(Part of a data file)
▼

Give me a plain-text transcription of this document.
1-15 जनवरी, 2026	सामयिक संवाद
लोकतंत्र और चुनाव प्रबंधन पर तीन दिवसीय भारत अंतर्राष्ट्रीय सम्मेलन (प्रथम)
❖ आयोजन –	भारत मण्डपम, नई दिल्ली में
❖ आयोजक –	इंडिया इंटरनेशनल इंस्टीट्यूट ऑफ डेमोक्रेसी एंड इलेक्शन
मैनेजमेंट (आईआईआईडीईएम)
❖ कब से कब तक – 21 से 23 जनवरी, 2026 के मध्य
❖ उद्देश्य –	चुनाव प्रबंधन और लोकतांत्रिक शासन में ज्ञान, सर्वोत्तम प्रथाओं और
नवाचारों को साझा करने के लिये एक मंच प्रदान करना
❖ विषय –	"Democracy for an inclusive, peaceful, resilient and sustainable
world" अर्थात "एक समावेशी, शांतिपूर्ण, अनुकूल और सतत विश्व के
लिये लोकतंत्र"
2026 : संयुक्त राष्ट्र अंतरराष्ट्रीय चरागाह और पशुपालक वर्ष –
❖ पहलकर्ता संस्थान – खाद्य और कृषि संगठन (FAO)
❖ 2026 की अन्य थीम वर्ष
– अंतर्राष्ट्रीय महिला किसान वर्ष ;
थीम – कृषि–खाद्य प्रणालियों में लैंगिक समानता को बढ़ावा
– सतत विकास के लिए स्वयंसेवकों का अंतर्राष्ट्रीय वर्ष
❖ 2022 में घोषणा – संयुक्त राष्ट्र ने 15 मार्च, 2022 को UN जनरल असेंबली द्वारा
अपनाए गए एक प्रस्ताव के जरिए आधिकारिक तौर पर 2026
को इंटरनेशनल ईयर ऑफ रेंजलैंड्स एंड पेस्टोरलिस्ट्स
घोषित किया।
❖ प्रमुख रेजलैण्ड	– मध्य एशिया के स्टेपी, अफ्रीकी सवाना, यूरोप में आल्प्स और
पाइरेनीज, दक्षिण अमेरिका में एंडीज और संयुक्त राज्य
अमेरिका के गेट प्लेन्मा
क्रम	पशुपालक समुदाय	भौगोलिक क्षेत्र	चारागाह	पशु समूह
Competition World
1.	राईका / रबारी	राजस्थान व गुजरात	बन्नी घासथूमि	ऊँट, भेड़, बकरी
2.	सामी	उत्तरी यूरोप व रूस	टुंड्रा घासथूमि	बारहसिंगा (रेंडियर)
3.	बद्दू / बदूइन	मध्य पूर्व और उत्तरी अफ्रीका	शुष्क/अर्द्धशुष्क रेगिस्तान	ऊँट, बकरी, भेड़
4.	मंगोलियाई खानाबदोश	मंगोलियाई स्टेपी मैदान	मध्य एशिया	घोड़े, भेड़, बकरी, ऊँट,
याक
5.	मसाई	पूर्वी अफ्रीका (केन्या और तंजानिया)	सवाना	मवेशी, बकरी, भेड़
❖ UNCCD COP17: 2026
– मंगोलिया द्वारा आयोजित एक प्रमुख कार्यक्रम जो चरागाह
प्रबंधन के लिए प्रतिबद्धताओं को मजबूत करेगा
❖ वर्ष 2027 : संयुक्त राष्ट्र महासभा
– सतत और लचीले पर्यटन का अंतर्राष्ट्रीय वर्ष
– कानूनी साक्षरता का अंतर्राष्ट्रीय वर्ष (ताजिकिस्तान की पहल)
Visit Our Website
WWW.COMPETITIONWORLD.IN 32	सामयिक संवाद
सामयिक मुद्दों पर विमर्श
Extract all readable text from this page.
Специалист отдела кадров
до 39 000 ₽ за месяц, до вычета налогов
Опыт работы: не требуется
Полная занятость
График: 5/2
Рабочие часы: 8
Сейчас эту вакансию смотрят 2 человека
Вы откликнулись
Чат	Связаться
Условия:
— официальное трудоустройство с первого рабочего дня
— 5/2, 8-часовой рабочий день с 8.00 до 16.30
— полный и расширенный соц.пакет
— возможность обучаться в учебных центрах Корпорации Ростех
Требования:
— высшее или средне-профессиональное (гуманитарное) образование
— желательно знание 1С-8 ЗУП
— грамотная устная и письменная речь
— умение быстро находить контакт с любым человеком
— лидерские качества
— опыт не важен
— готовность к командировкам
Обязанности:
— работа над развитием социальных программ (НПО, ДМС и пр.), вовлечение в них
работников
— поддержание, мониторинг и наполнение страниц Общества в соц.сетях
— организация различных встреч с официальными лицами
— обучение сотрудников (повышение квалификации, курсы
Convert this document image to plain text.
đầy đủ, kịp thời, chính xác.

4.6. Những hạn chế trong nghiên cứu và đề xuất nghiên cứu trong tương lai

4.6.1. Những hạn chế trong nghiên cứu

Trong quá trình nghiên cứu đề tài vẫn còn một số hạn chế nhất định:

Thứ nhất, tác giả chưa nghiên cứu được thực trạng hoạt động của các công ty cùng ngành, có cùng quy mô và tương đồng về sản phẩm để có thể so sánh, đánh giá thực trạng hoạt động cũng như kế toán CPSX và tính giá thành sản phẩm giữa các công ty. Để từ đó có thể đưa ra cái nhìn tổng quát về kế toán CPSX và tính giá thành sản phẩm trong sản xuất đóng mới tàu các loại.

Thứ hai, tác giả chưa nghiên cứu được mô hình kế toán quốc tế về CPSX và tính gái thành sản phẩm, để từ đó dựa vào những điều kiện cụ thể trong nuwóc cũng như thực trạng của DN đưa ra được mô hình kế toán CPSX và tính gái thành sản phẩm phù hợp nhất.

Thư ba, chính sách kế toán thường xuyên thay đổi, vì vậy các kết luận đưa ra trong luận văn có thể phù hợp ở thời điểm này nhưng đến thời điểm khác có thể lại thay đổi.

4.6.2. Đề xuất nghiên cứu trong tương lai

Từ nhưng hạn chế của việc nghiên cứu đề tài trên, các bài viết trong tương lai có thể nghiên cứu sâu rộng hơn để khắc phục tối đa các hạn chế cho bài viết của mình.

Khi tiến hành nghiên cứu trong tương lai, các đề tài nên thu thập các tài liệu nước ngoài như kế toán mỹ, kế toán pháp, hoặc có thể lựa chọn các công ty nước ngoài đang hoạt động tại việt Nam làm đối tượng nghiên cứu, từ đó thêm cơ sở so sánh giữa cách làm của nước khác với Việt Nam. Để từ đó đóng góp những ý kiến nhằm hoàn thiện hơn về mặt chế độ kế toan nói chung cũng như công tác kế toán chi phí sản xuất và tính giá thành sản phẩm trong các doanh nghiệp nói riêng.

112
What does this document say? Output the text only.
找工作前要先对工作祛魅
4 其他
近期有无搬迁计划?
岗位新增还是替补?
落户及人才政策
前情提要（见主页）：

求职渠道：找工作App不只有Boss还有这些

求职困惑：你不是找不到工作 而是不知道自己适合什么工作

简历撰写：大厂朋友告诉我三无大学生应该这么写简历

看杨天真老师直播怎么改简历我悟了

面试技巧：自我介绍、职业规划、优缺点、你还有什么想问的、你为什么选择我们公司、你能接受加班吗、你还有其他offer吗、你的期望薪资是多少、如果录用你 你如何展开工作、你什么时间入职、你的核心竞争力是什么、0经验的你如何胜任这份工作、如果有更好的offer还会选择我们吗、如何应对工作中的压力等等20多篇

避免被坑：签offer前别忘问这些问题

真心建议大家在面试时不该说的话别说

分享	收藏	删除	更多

▲

Beginning at the line containing "What does this", repeat each line exactly through the last line of the entries, and include no other lines.

Written response:
What does this document say? Output the text only.
找工作前要先对工作祛魅
4 其他
近期有无搬迁计划?
岗位新增还是替补?
落户及人才政策
前情提要（见主页）：

求职渠道：找工作App不只有Boss还有这些

求职困惑：你不是找不到工作 而是不知道自己适合什么工作

简历撰写：大厂朋友告诉我三无大学生应该这么写简历

看杨天真老师直播怎么改简历我悟了

面试技巧：自我介绍、职业规划、优缺点、你还有什么想问的、你为什么选择我们公司、你能接受加班吗、你还有其他offer吗、你的期望薪资是多少、如果录用你 你如何展开工作、你什么时间入职、你的核心竞争力是什么、0经验的你如何胜任这份工作、如果有更好的offer还会选择我们吗、如何应对工作中的压力等等20多篇

避免被坑：签offer前别忘问这些问题

真心建议大家在面试时不该说的话别说

分享	收藏	删除	更多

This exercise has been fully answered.